-------- Exercise data --------
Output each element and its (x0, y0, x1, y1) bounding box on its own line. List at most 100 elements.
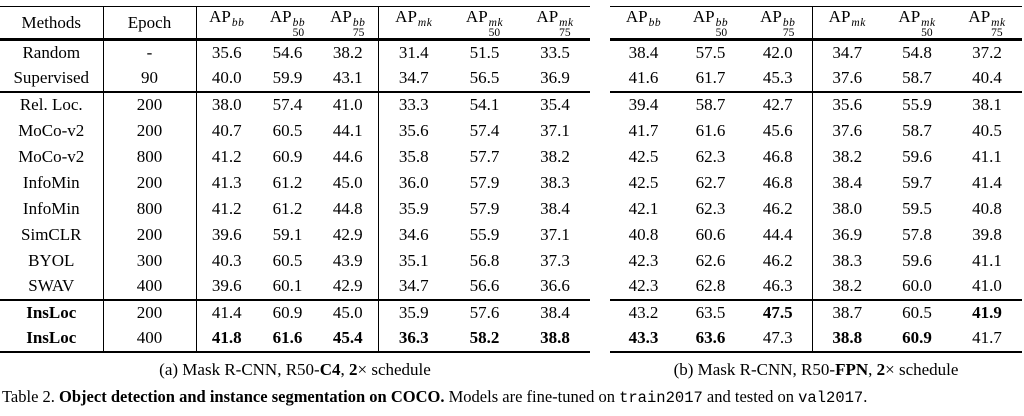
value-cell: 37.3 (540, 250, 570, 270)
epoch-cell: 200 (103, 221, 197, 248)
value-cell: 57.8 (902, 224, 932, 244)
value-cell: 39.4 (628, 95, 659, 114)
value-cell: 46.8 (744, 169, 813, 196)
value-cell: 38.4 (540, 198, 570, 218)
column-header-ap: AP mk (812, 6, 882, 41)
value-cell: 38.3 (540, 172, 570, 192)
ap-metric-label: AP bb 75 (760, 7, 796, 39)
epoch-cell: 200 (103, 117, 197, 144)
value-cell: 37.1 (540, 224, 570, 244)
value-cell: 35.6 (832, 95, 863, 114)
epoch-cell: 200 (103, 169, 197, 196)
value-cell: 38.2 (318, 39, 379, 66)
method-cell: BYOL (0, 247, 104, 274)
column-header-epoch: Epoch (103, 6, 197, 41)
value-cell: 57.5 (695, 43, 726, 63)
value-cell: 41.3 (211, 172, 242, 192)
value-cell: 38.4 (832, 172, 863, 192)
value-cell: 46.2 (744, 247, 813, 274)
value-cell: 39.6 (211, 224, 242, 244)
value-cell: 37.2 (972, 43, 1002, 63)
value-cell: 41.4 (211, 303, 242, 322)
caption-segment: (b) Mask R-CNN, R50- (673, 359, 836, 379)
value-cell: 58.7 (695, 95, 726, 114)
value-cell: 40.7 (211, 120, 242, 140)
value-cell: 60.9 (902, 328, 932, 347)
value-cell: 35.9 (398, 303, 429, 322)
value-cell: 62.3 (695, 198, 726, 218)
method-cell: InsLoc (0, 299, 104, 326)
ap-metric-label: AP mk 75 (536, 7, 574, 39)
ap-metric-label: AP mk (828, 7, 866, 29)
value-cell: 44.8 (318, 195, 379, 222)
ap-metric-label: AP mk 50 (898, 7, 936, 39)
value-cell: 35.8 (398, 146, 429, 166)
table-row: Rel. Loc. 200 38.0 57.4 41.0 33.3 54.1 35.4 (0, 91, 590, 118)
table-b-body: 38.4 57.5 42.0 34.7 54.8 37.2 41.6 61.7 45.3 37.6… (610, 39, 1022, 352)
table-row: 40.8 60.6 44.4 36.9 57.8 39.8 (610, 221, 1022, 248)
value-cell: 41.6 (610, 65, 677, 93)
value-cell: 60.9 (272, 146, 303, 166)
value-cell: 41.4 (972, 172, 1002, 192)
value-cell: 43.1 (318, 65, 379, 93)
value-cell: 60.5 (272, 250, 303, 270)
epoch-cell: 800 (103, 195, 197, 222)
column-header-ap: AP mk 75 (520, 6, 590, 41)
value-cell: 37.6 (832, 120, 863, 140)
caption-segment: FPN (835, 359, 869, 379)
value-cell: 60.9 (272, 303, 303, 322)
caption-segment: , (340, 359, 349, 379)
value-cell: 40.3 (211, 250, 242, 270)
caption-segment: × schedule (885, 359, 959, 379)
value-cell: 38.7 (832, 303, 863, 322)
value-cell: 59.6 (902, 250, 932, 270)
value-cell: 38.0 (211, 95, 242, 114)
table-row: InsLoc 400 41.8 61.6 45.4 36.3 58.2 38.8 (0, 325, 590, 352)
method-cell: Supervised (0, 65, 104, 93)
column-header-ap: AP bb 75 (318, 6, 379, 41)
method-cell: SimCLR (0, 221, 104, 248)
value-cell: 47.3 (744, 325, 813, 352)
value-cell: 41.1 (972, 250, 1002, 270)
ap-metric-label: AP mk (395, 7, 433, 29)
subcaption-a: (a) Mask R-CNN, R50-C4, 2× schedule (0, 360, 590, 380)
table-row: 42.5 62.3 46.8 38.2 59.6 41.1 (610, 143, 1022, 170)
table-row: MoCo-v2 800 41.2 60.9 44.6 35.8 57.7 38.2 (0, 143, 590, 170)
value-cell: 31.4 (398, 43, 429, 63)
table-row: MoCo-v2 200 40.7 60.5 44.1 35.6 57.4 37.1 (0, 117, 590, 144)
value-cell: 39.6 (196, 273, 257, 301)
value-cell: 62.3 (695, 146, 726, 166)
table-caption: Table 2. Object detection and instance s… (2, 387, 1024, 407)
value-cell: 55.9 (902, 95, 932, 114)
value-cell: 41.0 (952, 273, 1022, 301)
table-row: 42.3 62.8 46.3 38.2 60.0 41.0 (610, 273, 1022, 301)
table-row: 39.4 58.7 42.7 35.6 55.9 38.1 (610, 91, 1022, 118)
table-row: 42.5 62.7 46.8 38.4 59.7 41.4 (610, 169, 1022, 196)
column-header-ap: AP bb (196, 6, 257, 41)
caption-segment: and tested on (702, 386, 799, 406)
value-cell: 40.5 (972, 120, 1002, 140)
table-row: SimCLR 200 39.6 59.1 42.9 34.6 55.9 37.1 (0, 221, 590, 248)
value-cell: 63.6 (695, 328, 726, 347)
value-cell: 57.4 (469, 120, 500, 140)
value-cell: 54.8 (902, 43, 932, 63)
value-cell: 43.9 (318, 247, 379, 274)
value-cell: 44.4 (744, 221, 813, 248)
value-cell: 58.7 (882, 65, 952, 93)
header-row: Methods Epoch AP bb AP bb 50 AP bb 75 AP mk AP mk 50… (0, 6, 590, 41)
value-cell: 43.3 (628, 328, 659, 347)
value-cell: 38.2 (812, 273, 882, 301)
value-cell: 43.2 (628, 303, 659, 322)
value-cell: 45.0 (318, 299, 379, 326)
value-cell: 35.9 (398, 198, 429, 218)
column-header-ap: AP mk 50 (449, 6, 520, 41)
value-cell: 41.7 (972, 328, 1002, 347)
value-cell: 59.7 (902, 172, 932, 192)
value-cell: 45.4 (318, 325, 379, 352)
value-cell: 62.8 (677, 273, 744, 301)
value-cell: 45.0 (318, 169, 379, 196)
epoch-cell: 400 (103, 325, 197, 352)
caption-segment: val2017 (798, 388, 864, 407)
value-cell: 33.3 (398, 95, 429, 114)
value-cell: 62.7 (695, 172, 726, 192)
--------
Please recast every line in all of the items above as a JSON list of strings, one string per line, with blank lines dropped. Leave the pictures out of your answer.

[
  "Output each element and its (x0, y0, x1, y1) bounding box on its own line. List at most 100 elements.",
  "value-cell: 37.3 (540, 250, 570, 270)",
  "epoch-cell: 200 (103, 221, 197, 248)",
  "value-cell: 57.8 (902, 224, 932, 244)",
  "value-cell: 39.4 (628, 95, 659, 114)",
  "value-cell: 46.8 (744, 169, 813, 196)",
  "value-cell: 38.4 (540, 198, 570, 218)",
  "column-header-ap: AP mk (812, 6, 882, 41)",
  "value-cell: 38.3 (540, 172, 570, 192)",
  "ap-metric-label: AP bb 75 (760, 7, 796, 39)",
  "epoch-cell: 200 (103, 117, 197, 144)",
  "value-cell: 37.1 (540, 224, 570, 244)",
  "value-cell: 35.6 (832, 95, 863, 114)",
  "epoch-cell: 200 (103, 169, 197, 196)",
  "value-cell: 38.2 (318, 39, 379, 66)",
  "method-cell: BYOL (0, 247, 104, 274)",
  "column-header-epoch: Epoch (103, 6, 197, 41)",
  "value-cell: 57.5 (695, 43, 726, 63)",
  "value-cell: 41.3 (211, 172, 242, 192)",
  "value-cell: 38.4 (832, 172, 863, 192)",
  "value-cell: 46.2 (744, 247, 813, 274)",
  "value-cell: 39.6 (211, 224, 242, 244)",
  "value-cell: 37.2 (972, 43, 1002, 63)",
  "value-cell: 41.4 (211, 303, 242, 322)",
  "caption-segment: (b) Mask R-CNN, R50- (673, 359, 836, 379)",
  "value-cell: 58.7 (695, 95, 726, 114)",
  "value-cell: 40.7 (211, 120, 242, 140)",
  "value-cell: 60.9 (902, 328, 932, 347)",
  "value-cell: 35.9 (398, 303, 429, 322)",
  "value-cell: 62.3 (695, 198, 726, 218)",
  "method-cell: InsLoc (0, 299, 104, 326)",
  "ap-metric-label: AP mk 75 (536, 7, 574, 39)",
  "ap-metric-label: AP mk (828, 7, 866, 29)",
  "value-cell: 44.8 (318, 195, 379, 222)",
  "ap-metric-label: AP mk 50 (898, 7, 936, 39)",
  "value-cell: 35.8 (398, 146, 429, 166)",
  "table-row: Rel. Loc. 200 38.0 57.4 41.0 33.3 54.1 35.4 (0, 91, 590, 118)",
  "table-b-body: 38.4 57.5 42.0 34.7 54.8 37.2 41.6 61.7 45.3 37.6… (610, 39, 1022, 352)",
  "table-row: 40.8 60.6 44.4 36.9 57.8 39.8 (610, 221, 1022, 248)",
  "value-cell: 41.6 (610, 65, 677, 93)",
  "value-cell: 60.9 (272, 146, 303, 166)",
  "value-cell: 41.4 (972, 172, 1002, 192)",
  "value-cell: 43.1 (318, 65, 379, 93)",
  "value-cell: 60.5 (272, 250, 303, 270)",
  "epoch-cell: 800 (103, 195, 197, 222)",
  "column-header-ap: AP mk 75 (520, 6, 590, 41)",
  "value-cell: 37.6 (832, 120, 863, 140)",
  "caption-segment: FPN (835, 359, 869, 379)",
  "value-cell: 60.9 (272, 303, 303, 322)",
  "caption-segment: , (340, 359, 349, 379)",
  "value-cell: 40.3 (211, 250, 242, 270)",
  "caption-segment: × schedule (885, 359, 959, 379)",
  "value-cell: 38.7 (832, 303, 863, 322)",
  "value-cell: 59.6 (902, 250, 932, 270)",
  "value-cell: 38.0 (211, 95, 242, 114)",
  "table-row: InsLoc 400 41.8 61.6 45.4 36.3 58.2 38.8 (0, 325, 590, 352)",
  "method-cell: Supervised (0, 65, 104, 93)",
  "column-header-ap: AP bb 75 (318, 6, 379, 41)",
  "method-cell: SimCLR (0, 221, 104, 248)",
  "value-cell: 47.3 (744, 325, 813, 352)",
  "value-cell: 41.1 (972, 250, 1002, 270)",
  "ap-metric-label: AP mk (395, 7, 433, 29)",
  "subcaption-a: (a) Mask R-CNN, R50-C4, 2× schedule (0, 360, 590, 380)",
  "table-row: 42.5 62.3 46.8 38.2 59.6 41.1 (610, 143, 1022, 170)",
  "table-row: MoCo-v2 800 41.2 60.9 44.6 35.8 57.7 38.2 (0, 143, 590, 170)",
  "value-cell: 31.4 (398, 43, 429, 63)",
  "table-row: MoCo-v2 200 40.7 60.5 44.1 35.6 57.4 37.1 (0, 117, 590, 144)",
  "value-cell: 39.6 (196, 273, 257, 301)",
  "value-cell: 62.3 (695, 146, 726, 166)",
  "table-caption: Table 2. Object detection and instance s… (2, 387, 1024, 407)",
  "value-cell: 55.9 (902, 95, 932, 114)",
  "value-cell: 41.0 (952, 273, 1022, 301)",
  "table-row: 42.3 62.8 46.3 38.2 60.0 41.0 (610, 273, 1022, 301)",
  "table-row: 39.4 58.7 42.7 35.6 55.9 38.1 (610, 91, 1022, 118)",
  "table-row: 42.5 62.7 46.8 38.4 59.7 41.4 (610, 169, 1022, 196)",
  "column-header-ap: AP bb (196, 6, 257, 41)",
  "caption-segment: and tested on (702, 386, 799, 406)",
  "value-cell: 40.5 (972, 120, 1002, 140)",
  "table-row: SimCLR 200 39.6 59.1 42.9 34.6 55.9 37.1 (0, 221, 590, 248)",
  "value-cell: 63.6 (695, 328, 726, 347)",
  "value-cell: 57.4 (469, 120, 500, 140)",
  "value-cell: 54.8 (902, 43, 932, 63)",
  "value-cell: 43.9 (318, 247, 379, 274)",
  "value-cell: 44.4 (744, 221, 813, 248)",
  "value-cell: 58.7 (882, 65, 952, 93)",
  "header-row: Methods Epoch AP bb AP bb 50 AP bb 75 AP mk AP mk 50… (0, 6, 590, 41)",
  "value-cell: 43.3 (628, 328, 659, 347)",
  "value-cell: 38.2 (812, 273, 882, 301)",
  "value-cell: 43.2 (628, 303, 659, 322)",
  "value-cell: 45.0 (318, 299, 379, 326)",
  "value-cell: 35.9 (398, 198, 429, 218)",
  "column-header-ap: AP mk 50 (449, 6, 520, 41)",
  "value-cell: 41.7 (972, 328, 1002, 347)",
  "value-cell: 59.7 (902, 172, 932, 192)",
  "value-cell: 45.4 (318, 325, 379, 352)",
  "value-cell: 62.8 (677, 273, 744, 301)",
  "value-cell: 45.0 (318, 169, 379, 196)",
  "epoch-cell: 400 (103, 325, 197, 352)",
  "caption-segment: val2017 (798, 388, 864, 407)",
  "value-cell: 33.3 (398, 95, 429, 114)",
  "value-cell: 62.7 (695, 172, 726, 192)"
]